Task goal: Copy out, word for word, the lines of the data below, starting with the line containing "watermark: www.565jz.com xyxy=(404,504,523,522)" and continuing through the line containing "latest-cell: 3391.88 xyxy=(200,249,284,274)".

[Stored records]
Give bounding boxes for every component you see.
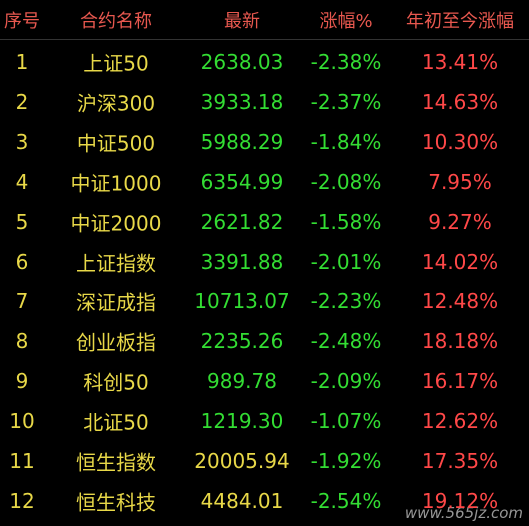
watermark: www.565jz.com xyxy=(404,504,523,522)
change-cell: -2.23% xyxy=(310,289,382,314)
name-cell: 沪深300 xyxy=(76,91,156,116)
ytd-change-cell: 12.62% xyxy=(421,409,499,434)
latest-cell: 2235.26 xyxy=(200,329,284,354)
header-index: 序号 xyxy=(4,11,40,32)
header-ytd-change: 年初至今涨幅 xyxy=(406,11,514,32)
name-cell: 恒生科技 xyxy=(76,490,156,515)
index-cell: 12 xyxy=(9,488,35,513)
latest-cell: 3391.88 xyxy=(200,249,284,274)
ytd-change-cell: 12.48% xyxy=(421,289,499,314)
latest-cell: 989.78 xyxy=(207,369,277,394)
index-cell: 2 xyxy=(15,89,29,114)
latest-cell: 2621.82 xyxy=(200,209,284,234)
latest-cell: 4484.01 xyxy=(200,488,284,513)
name-cell: 上证50 xyxy=(83,51,149,76)
header-separator xyxy=(0,39,529,40)
change-cell: -2.38% xyxy=(310,50,382,74)
name-cell: 北证50 xyxy=(83,410,149,435)
name-cell: 恒生指数 xyxy=(76,450,156,475)
index-cell: 9 xyxy=(15,369,29,394)
index-cell: 10 xyxy=(9,409,35,434)
latest-cell: 1219.30 xyxy=(200,409,284,434)
ytd-change-cell: 14.63% xyxy=(421,89,499,114)
change-cell: -1.92% xyxy=(310,449,382,473)
index-cell: 11 xyxy=(9,449,35,473)
change-cell: -2.08% xyxy=(310,169,382,194)
name-cell: 中证1000 xyxy=(70,171,162,196)
ytd-change-cell: 14.02% xyxy=(421,249,499,274)
name-cell: 中证2000 xyxy=(70,211,162,236)
ytd-change-cell: 13.41% xyxy=(421,50,499,74)
ytd-change-cell: 17.35% xyxy=(421,449,499,473)
latest-cell: 2638.03 xyxy=(200,50,284,74)
index-cell: 6 xyxy=(15,249,29,274)
ytd-change-cell: 19.12% xyxy=(421,488,499,513)
name-cell: 深证成指 xyxy=(76,290,156,315)
ytd-change-cell: 9.27% xyxy=(428,209,492,234)
latest-cell: 6354.99 xyxy=(200,169,284,194)
ytd-change-cell: 10.30% xyxy=(421,129,499,154)
header-name: 合约名称 xyxy=(80,11,152,32)
ytd-change-cell: 7.95% xyxy=(428,169,492,194)
index-cell: 5 xyxy=(15,209,29,234)
name-cell: 创业板指 xyxy=(76,330,156,355)
change-cell: -1.07% xyxy=(310,409,382,434)
ytd-change-cell: 16.17% xyxy=(421,369,499,394)
change-cell: -2.37% xyxy=(310,89,382,114)
latest-cell: 20005.94 xyxy=(194,449,290,473)
latest-cell: 5988.29 xyxy=(200,129,284,154)
change-cell: -1.58% xyxy=(310,209,382,234)
latest-cell: 10713.07 xyxy=(194,289,290,314)
index-cell: 3 xyxy=(15,129,29,154)
index-cell: 4 xyxy=(15,169,29,194)
name-cell: 科创50 xyxy=(83,370,149,395)
change-cell: -2.48% xyxy=(310,329,382,354)
change-cell: -2.54% xyxy=(310,488,382,513)
index-cell: 7 xyxy=(15,289,29,314)
ytd-change-cell: 18.18% xyxy=(421,329,499,354)
header-change: 涨幅% xyxy=(319,11,373,32)
change-cell: -2.01% xyxy=(310,249,382,274)
change-cell: -1.84% xyxy=(310,129,382,154)
header-latest: 最新 xyxy=(224,11,260,32)
index-cell: 8 xyxy=(15,329,29,354)
index-cell: 1 xyxy=(15,50,29,74)
name-cell: 上证指数 xyxy=(76,251,156,275)
name-cell: 中证500 xyxy=(76,131,156,156)
change-cell: -2.09% xyxy=(310,369,382,394)
latest-cell: 3933.18 xyxy=(200,89,284,114)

Final answer:
watermark: www.565jz.com xyxy=(404,504,523,522)
change-cell: -2.23% xyxy=(310,289,382,314)
name-cell: 沪深300 xyxy=(76,91,156,116)
ytd-change-cell: 12.62% xyxy=(421,409,499,434)
latest-cell: 2235.26 xyxy=(200,329,284,354)
header-index: 序号 xyxy=(4,11,40,32)
header-ytd-change: 年初至今涨幅 xyxy=(406,11,514,32)
name-cell: 恒生科技 xyxy=(76,490,156,515)
index-cell: 12 xyxy=(9,488,35,513)
latest-cell: 3391.88 xyxy=(200,249,284,274)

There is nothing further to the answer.